_What you should do_
Where a line of the material contains the string "Mooring", copy that line.

>> BEGIN Listing

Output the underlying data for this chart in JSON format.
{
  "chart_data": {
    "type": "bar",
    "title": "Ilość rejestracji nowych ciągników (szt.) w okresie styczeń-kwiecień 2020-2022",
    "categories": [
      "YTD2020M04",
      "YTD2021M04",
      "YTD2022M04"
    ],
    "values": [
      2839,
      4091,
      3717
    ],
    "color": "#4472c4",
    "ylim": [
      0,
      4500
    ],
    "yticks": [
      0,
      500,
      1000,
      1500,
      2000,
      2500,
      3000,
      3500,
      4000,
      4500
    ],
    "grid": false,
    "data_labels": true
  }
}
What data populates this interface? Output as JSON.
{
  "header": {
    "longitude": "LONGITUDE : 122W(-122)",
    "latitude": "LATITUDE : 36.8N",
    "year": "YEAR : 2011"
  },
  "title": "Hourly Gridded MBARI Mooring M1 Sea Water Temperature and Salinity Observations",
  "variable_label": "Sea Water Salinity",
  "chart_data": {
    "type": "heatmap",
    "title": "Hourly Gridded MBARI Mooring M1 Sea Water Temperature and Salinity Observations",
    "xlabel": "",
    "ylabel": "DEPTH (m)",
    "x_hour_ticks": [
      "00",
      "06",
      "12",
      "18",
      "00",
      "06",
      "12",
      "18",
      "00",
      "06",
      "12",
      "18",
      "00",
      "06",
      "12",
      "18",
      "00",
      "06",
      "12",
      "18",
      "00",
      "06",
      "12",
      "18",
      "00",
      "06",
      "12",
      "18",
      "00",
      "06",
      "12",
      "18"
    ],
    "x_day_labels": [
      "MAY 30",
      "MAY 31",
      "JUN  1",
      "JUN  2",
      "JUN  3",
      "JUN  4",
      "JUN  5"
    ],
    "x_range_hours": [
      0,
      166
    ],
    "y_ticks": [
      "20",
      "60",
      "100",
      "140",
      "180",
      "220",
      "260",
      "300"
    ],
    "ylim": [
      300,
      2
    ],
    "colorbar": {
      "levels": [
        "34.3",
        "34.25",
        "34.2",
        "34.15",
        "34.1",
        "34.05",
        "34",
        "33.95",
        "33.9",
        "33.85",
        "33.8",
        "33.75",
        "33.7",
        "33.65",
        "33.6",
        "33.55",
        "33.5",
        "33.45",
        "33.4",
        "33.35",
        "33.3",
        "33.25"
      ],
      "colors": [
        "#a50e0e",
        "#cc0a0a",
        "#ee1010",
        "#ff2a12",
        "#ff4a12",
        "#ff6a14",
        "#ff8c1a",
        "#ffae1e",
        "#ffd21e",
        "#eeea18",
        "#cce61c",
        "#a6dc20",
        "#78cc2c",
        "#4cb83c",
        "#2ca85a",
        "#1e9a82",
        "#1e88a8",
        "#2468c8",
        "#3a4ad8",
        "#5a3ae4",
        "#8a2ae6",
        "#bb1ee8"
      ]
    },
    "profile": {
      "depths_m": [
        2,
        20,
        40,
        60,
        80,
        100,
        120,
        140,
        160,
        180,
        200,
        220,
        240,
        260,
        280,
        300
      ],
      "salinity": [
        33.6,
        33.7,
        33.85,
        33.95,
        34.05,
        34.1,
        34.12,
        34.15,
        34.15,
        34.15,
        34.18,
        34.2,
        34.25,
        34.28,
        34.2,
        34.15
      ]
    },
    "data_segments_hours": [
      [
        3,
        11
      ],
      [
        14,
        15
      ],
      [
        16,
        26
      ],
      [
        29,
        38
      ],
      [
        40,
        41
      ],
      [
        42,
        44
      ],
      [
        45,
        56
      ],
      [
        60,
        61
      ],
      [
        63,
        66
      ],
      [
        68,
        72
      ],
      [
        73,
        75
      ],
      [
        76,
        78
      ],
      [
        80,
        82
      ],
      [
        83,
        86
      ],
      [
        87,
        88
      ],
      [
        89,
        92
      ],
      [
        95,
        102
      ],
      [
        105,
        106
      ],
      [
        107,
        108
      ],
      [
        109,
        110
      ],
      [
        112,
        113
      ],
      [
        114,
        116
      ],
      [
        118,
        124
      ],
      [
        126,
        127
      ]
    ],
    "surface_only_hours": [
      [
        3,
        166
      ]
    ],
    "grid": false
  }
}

>> END Listing

_Result for this exercise_
  "title": "Hourly Gridded MBARI Mooring M1 Sea Water Temperature and Salinity Observations",
    "title": "Hourly Gridded MBARI Mooring M1 Sea Water Temperature and Salinity Observations",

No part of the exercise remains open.